Print each of the entries exactly, leaving nothing out.

[Dataset items]
>> begin
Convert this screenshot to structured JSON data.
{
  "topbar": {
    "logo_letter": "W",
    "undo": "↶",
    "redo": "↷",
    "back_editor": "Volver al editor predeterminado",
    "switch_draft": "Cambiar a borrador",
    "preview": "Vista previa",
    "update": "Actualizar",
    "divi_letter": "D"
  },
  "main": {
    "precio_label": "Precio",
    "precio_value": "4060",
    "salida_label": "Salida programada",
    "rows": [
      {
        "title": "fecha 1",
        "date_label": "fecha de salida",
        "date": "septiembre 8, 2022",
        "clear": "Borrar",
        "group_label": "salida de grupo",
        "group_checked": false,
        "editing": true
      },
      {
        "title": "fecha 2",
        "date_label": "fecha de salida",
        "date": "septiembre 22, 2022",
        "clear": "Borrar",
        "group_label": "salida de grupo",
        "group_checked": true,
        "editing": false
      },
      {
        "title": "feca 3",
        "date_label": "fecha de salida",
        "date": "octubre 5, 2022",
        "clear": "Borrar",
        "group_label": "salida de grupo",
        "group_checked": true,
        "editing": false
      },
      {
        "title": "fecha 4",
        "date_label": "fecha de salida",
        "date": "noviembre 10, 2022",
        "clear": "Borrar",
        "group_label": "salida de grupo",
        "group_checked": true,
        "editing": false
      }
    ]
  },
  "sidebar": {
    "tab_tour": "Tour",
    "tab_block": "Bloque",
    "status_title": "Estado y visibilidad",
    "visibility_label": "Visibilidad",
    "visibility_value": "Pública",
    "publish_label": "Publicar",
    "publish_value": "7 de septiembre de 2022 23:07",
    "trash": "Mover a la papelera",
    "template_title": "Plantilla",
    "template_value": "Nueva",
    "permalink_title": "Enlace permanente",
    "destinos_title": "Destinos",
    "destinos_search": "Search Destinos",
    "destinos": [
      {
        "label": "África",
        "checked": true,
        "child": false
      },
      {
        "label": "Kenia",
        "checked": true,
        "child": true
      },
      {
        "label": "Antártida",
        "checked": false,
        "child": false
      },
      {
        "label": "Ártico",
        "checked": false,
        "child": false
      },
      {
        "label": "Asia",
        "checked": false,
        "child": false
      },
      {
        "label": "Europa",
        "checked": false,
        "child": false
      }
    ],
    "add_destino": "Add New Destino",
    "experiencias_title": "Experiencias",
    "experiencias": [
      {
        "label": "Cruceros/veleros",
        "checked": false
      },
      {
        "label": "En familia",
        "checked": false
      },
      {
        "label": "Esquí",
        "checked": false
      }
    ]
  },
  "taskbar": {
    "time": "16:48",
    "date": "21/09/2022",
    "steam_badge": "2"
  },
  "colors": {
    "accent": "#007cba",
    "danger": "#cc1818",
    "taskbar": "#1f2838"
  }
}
>> end
## EXPECTED OUTPUT
Convert this screenshot to structured JSON data.
{
  "topbar": {
    "logo_letter": "W",
    "undo": "↶",
    "redo": "↷",
    "back_editor": "Volver al editor predeterminado",
    "switch_draft": "Cambiar a borrador",
    "preview": "Vista previa",
    "update": "Actualizar",
    "divi_letter": "D"
  },
  "main": {
    "precio_label": "Precio",
    "precio_value": "4060",
    "salida_label": "Salida programada",
    "rows": [
      {
        "title": "fecha 1",
        "date_label": "fecha de salida",
        "date": "septiembre 8, 2022",
        "clear": "Borrar",
        "group_label": "salida de grupo",
        "group_checked": false,
        "editing": true
      },
      {
        "title": "fecha 2",
        "date_label": "fecha de salida",
        "date": "septiembre 22, 2022",
        "clear": "Borrar",
        "group_label": "salida de grupo",
        "group_checked": true,
        "editing": false
      },
      {
        "title": "feca 3",
        "date_label": "fecha de salida",
        "date": "octubre 5, 2022",
        "clear": "Borrar",
        "group_label": "salida de grupo",
        "group_checked": true,
        "editing": false
      },
      {
        "title": "fecha 4",
        "date_label": "fecha de salida",
        "date": "noviembre 10, 2022",
        "clear": "Borrar",
        "group_label": "salida de grupo",
        "group_checked": true,
        "editing": false
      }
    ]
  },
  "sidebar": {
    "tab_tour": "Tour",
    "tab_block": "Bloque",
    "status_title": "Estado y visibilidad",
    "visibility_label": "Visibilidad",
    "visibility_value": "Pública",
    "publish_label": "Publicar",
    "publish_value": "7 de septiembre de 2022 23:07",
    "trash": "Mover a la papelera",
    "template_title": "Plantilla",
    "template_value": "Nueva",
    "permalink_title": "Enlace permanente",
    "destinos_title": "Destinos",
    "destinos_search": "Search Destinos",
    "destinos": [
      {
        "label": "África",
        "checked": true,
        "child": false
      },
      {
        "label": "Kenia",
        "checked": true,
        "child": true
      },
      {
        "label": "Antártida",
        "checked": false,
        "child": false
      },
      {
        "label": "Ártico",
        "checked": false,
        "child": false
      },
      {
        "label": "Asia",
        "checked": false,
        "child": false
      },
      {
        "label": "Europa",
        "checked": false,
        "child": false
      }
    ],
    "add_destino": "Add New Destino",
    "experiencias_title": "Experiencias",
    "experiencias": [
      {
        "label": "Cruceros/veleros",
        "checked": false
      },
      {
        "label": "En familia",
        "checked": false
      },
      {
        "label": "Esquí",
        "checked": false
      }
    ]
  },
  "taskbar": {
    "time": "16:48",
    "date": "21/09/2022",
    "steam_badge": "2"
  },
  "colors": {
    "accent": "#007cba",
    "danger": "#cc1818",
    "taskbar": "#1f2838"
  }
}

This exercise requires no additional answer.